■ Records for the task ■
* * * * * * * * *

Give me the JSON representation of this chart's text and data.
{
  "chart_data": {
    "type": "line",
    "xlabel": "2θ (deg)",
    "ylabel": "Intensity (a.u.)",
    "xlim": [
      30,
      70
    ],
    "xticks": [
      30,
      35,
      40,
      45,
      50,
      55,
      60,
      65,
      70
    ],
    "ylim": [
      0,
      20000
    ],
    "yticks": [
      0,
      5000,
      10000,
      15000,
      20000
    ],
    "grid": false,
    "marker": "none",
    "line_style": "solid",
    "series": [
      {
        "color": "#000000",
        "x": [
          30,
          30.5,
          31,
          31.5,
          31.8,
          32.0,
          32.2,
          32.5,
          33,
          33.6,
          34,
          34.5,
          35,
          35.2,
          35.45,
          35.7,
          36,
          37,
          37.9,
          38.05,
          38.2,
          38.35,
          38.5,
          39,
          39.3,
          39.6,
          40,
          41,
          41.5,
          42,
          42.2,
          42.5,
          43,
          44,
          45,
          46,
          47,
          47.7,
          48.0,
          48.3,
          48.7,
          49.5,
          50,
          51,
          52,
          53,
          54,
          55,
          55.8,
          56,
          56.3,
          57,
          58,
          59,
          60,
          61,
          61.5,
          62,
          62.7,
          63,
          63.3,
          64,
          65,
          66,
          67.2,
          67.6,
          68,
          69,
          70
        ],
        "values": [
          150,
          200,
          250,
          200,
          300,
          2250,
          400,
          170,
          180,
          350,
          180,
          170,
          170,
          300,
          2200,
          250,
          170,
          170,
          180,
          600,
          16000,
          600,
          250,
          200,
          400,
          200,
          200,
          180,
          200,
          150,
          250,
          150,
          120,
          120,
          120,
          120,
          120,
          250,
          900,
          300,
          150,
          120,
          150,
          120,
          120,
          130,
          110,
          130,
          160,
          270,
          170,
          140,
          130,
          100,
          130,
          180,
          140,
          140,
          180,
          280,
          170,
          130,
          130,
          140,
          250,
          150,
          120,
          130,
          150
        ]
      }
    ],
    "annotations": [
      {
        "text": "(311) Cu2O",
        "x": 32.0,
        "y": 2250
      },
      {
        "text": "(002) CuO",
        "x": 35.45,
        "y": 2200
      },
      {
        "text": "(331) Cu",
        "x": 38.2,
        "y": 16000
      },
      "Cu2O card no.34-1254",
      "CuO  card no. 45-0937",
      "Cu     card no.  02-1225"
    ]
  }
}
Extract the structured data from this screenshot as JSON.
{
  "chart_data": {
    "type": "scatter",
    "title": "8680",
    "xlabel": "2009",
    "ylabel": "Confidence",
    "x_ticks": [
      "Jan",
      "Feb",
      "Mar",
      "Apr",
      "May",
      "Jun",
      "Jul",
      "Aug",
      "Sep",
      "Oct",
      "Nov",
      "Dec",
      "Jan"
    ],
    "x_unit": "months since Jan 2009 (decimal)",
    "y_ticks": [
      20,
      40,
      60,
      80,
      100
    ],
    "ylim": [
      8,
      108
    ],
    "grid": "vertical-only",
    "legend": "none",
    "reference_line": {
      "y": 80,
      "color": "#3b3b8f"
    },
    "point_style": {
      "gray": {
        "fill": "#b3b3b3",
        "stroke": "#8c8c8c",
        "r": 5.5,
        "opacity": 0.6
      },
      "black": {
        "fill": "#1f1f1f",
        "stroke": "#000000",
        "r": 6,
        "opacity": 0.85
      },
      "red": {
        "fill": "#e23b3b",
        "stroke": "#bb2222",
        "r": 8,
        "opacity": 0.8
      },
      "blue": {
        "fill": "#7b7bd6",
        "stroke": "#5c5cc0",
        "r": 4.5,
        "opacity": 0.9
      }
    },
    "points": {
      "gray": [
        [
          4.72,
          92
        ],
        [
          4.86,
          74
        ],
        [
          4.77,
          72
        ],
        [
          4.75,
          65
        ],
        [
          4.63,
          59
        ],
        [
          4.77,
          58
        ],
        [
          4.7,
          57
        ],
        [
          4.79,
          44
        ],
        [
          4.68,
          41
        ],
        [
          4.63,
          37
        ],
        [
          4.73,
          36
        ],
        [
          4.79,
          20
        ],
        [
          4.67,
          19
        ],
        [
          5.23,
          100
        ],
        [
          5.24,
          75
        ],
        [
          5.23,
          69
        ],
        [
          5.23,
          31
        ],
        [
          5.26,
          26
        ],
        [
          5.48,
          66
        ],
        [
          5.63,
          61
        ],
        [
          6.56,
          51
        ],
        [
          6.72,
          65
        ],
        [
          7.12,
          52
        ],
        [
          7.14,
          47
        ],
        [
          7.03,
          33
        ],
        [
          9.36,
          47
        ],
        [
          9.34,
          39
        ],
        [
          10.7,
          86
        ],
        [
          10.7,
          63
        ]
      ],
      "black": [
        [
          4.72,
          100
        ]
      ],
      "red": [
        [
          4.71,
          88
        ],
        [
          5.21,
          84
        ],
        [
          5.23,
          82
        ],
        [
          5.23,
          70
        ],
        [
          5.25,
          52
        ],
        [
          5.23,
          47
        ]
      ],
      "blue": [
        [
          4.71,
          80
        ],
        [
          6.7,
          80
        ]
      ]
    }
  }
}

* * * * * * * * *

■ Exercise objective ■
Your task is to repeat the data exactly; please include every line.

■ Correct output ■
Give me the JSON representation of this chart's text and data.
{
  "chart_data": {
    "type": "line",
    "xlabel": "2θ (deg)",
    "ylabel": "Intensity (a.u.)",
    "xlim": [
      30,
      70
    ],
    "xticks": [
      30,
      35,
      40,
      45,
      50,
      55,
      60,
      65,
      70
    ],
    "ylim": [
      0,
      20000
    ],
    "yticks": [
      0,
      5000,
      10000,
      15000,
      20000
    ],
    "grid": false,
    "marker": "none",
    "line_style": "solid",
    "series": [
      {
        "color": "#000000",
        "x": [
          30,
          30.5,
          31,
          31.5,
          31.8,
          32.0,
          32.2,
          32.5,
          33,
          33.6,
          34,
          34.5,
          35,
          35.2,
          35.45,
          35.7,
          36,
          37,
          37.9,
          38.05,
          38.2,
          38.35,
          38.5,
          39,
          39.3,
          39.6,
          40,
          41,
          41.5,
          42,
          42.2,
          42.5,
          43,
          44,
          45,
          46,
          47,
          47.7,
          48.0,
          48.3,
          48.7,
          49.5,
          50,
          51,
          52,
          53,
          54,
          55,
          55.8,
          56,
          56.3,
          57,
          58,
          59,
          60,
          61,
          61.5,
          62,
          62.7,
          63,
          63.3,
          64,
          65,
          66,
          67.2,
          67.6,
          68,
          69,
          70
        ],
        "values": [
          150,
          200,
          250,
          200,
          300,
          2250,
          400,
          170,
          180,
          350,
          180,
          170,
          170,
          300,
          2200,
          250,
          170,
          170,
          180,
          600,
          16000,
          600,
          250,
          200,
          400,
          200,
          200,
          180,
          200,
          150,
          250,
          150,
          120,
          120,
          120,
          120,
          120,
          250,
          900,
          300,
          150,
          120,
          150,
          120,
          120,
          130,
          110,
          130,
          160,
          270,
          170,
          140,
          130,
          100,
          130,
          180,
          140,
          140,
          180,
          280,
          170,
          130,
          130,
          140,
          250,
          150,
          120,
          130,
          150
        ]
      }
    ],
    "annotations": [
      {
        "text": "(311) Cu2O",
        "x": 32.0,
        "y": 2250
      },
      {
        "text": "(002) CuO",
        "x": 35.45,
        "y": 2200
      },
      {
        "text": "(331) Cu",
        "x": 38.2,
        "y": 16000
      },
      "Cu2O card no.34-1254",
      "CuO  card no. 45-0937",
      "Cu     card no.  02-1225"
    ]
  }
}
Extract the structured data from this screenshot as JSON.
{
  "chart_data": {
    "type": "scatter",
    "title": "8680",
    "xlabel": "2009",
    "ylabel": "Confidence",
    "x_ticks": [
      "Jan",
      "Feb",
      "Mar",
      "Apr",
      "May",
      "Jun",
      "Jul",
      "Aug",
      "Sep",
      "Oct",
      "Nov",
      "Dec",
      "Jan"
    ],
    "x_unit": "months since Jan 2009 (decimal)",
    "y_ticks": [
      20,
      40,
      60,
      80,
      100
    ],
    "ylim": [
      8,
      108
    ],
    "grid": "vertical-only",
    "legend": "none",
    "reference_line": {
      "y": 80,
      "color": "#3b3b8f"
    },
    "point_style": {
      "gray": {
        "fill": "#b3b3b3",
        "stroke": "#8c8c8c",
        "r": 5.5,
        "opacity": 0.6
      },
      "black": {
        "fill": "#1f1f1f",
        "stroke": "#000000",
        "r": 6,
        "opacity": 0.85
      },
      "red": {
        "fill": "#e23b3b",
        "stroke": "#bb2222",
        "r": 8,
        "opacity": 0.8
      },
      "blue": {
        "fill": "#7b7bd6",
        "stroke": "#5c5cc0",
        "r": 4.5,
        "opacity": 0.9
      }
    },
    "points": {
      "gray": [
        [
          4.72,
          92
        ],
        [
          4.86,
          74
        ],
        [
          4.77,
          72
        ],
        [
          4.75,
          65
        ],
        [
          4.63,
          59
        ],
        [
          4.77,
          58
        ],
        [
          4.7,
          57
        ],
        [
          4.79,
          44
        ],
        [
          4.68,
          41
        ],
        [
          4.63,
          37
        ],
        [
          4.73,
          36
        ],
        [
          4.79,
          20
        ],
        [
          4.67,
          19
        ],
        [
          5.23,
          100
        ],
        [
          5.24,
          75
        ],
        [
          5.23,
          69
        ],
        [
          5.23,
          31
        ],
        [
          5.26,
          26
        ],
        [
          5.48,
          66
        ],
        [
          5.63,
          61
        ],
        [
          6.56,
          51
        ],
        [
          6.72,
          65
        ],
        [
          7.12,
          52
        ],
        [
          7.14,
          47
        ],
        [
          7.03,
          33
        ],
        [
          9.36,
          47
        ],
        [
          9.34,
          39
        ],
        [
          10.7,
          86
        ],
        [
          10.7,
          63
        ]
      ],
      "black": [
        [
          4.72,
          100
        ]
      ],
      "red": [
        [
          4.71,
          88
        ],
        [
          5.21,
          84
        ],
        [
          5.23,
          82
        ],
        [
          5.23,
          70
        ],
        [
          5.25,
          52
        ],
        [
          5.23,
          47
        ]
      ],
      "blue": [
        [
          4.71,
          80
        ],
        [
          6.7,
          80
        ]
      ]
    }
  }
}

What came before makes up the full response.